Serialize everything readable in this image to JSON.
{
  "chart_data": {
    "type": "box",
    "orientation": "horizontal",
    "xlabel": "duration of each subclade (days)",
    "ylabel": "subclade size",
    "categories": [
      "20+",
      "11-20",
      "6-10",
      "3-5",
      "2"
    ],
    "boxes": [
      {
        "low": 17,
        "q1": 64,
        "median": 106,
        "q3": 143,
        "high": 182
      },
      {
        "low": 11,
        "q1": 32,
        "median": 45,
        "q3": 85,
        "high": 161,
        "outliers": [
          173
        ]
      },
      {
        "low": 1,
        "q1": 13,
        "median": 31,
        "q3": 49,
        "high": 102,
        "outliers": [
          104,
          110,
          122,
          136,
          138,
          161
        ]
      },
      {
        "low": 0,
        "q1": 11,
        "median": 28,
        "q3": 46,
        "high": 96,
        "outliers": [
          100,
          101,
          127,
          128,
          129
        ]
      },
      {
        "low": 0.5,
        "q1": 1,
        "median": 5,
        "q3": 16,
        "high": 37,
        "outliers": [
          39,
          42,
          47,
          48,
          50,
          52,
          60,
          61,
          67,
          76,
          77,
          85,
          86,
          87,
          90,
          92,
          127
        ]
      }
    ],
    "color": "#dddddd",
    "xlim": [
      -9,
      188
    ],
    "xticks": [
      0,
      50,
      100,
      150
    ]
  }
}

#### [Direction]
Reply with nothing except the number of lines in the listing above that include "median".

#### [Finished answer]
5